# The exercise
Extract the text of every entry below exactly; leave images out.

# Supplied records
▽

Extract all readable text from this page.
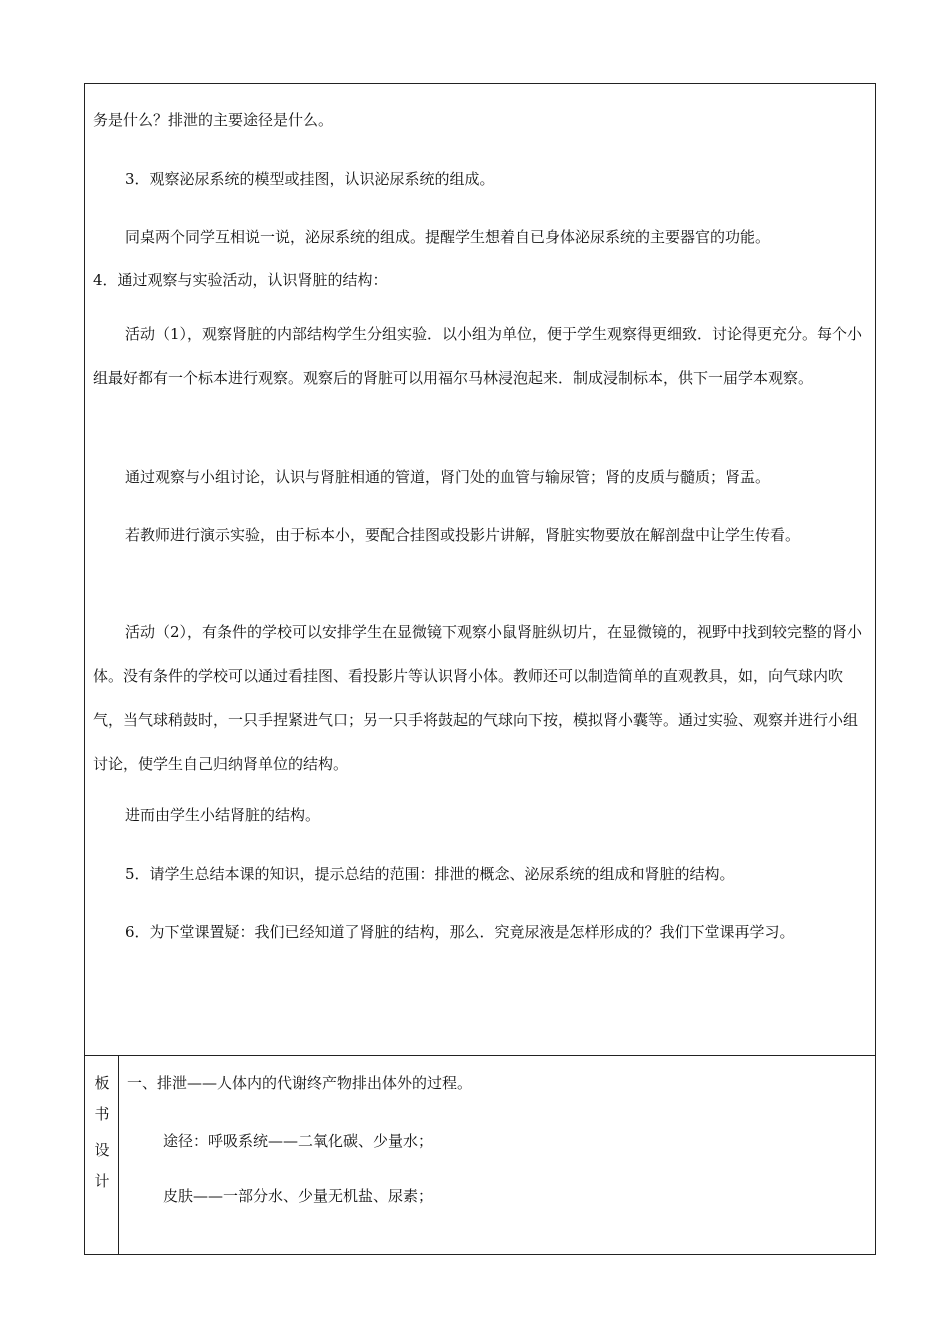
务是什么？排泄的主要途径是什么。

3．观察泌尿系统的模型或挂图，认识泌尿系统的组成。

同桌两个同学互相说一说，泌尿系统的组成。提醒学生想着自已身体泌尿系统的主要器官的功能。

4．通过观察与实验活动，认识肾脏的结构：

活动（1），观察肾脏的内部结构学生分组实验．以小组为单位，便于学生观察得更细致．讨论得更充分。每个小组最好都有一个标本进行观察。观察后的肾脏可以用福尔马林浸泡起来．制成浸制标本，供下一届学本观察。

通过观察与小组讨论，认识与肾脏相通的管道，肾门处的血管与输尿管；肾的皮质与髓质；肾盂。

若教师进行演示实验，由于标本小，要配合挂图或投影片讲解，肾脏实物要放在解剖盘中让学生传看。

活动（2），有条件的学校可以安排学生在显微镜下观察小鼠肾脏纵切片，在显微镜的，视野中找到较完整的肾小体。没有条件的学校可以通过看挂图、看投影片等认识肾小体。教师还可以制造简单的直观教具，如，向气球内吹气，当气球稍鼓时，一只手捏紧进气口；另一只手将鼓起的气球向下按，模拟肾小囊等。通过实验、观察并进行小组讨论，使学生自己归纳肾单位的结构。

进而由学生小结肾脏的结构。

5．请学生总结本课的知识，提示总结的范围：排泄的概念、泌尿系统的组成和肾脏的结构。

6．为下堂课置疑：我们已经知道了肾脏的结构，那么．究竟尿液是怎样形成的？我们下堂课再学习。

板
书
设
计
一、排泄——人体内的代谢终产物排出体外的过程。
途径：呼吸系统——二氧化碳、少量水；
皮肤——一部分水、少量无机盐、尿素；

△

# Output for this exercise
Extract all readable text from this page.
务是什么？排泄的主要途径是什么。

3．观察泌尿系统的模型或挂图，认识泌尿系统的组成。

同桌两个同学互相说一说，泌尿系统的组成。提醒学生想着自已身体泌尿系统的主要器官的功能。

4．通过观察与实验活动，认识肾脏的结构：

活动（1），观察肾脏的内部结构学生分组实验．以小组为单位，便于学生观察得更细致．讨论得更充分。每个小组最好都有一个标本进行观察。观察后的肾脏可以用福尔马林浸泡起来．制成浸制标本，供下一届学本观察。

通过观察与小组讨论，认识与肾脏相通的管道，肾门处的血管与输尿管；肾的皮质与髓质；肾盂。

若教师进行演示实验，由于标本小，要配合挂图或投影片讲解，肾脏实物要放在解剖盘中让学生传看。

活动（2），有条件的学校可以安排学生在显微镜下观察小鼠肾脏纵切片，在显微镜的，视野中找到较完整的肾小体。没有条件的学校可以通过看挂图、看投影片等认识肾小体。教师还可以制造简单的直观教具，如，向气球内吹气，当气球稍鼓时，一只手捏紧进气口；另一只手将鼓起的气球向下按，模拟肾小囊等。通过实验、观察并进行小组讨论，使学生自己归纳肾单位的结构。

进而由学生小结肾脏的结构。

5．请学生总结本课的知识，提示总结的范围：排泄的概念、泌尿系统的组成和肾脏的结构。

6．为下堂课置疑：我们已经知道了肾脏的结构，那么．究竟尿液是怎样形成的？我们下堂课再学习。

板
书
设
计
一、排泄——人体内的代谢终产物排出体外的过程。
途径：呼吸系统——二氧化碳、少量水；
皮肤——一部分水、少量无机盐、尿素；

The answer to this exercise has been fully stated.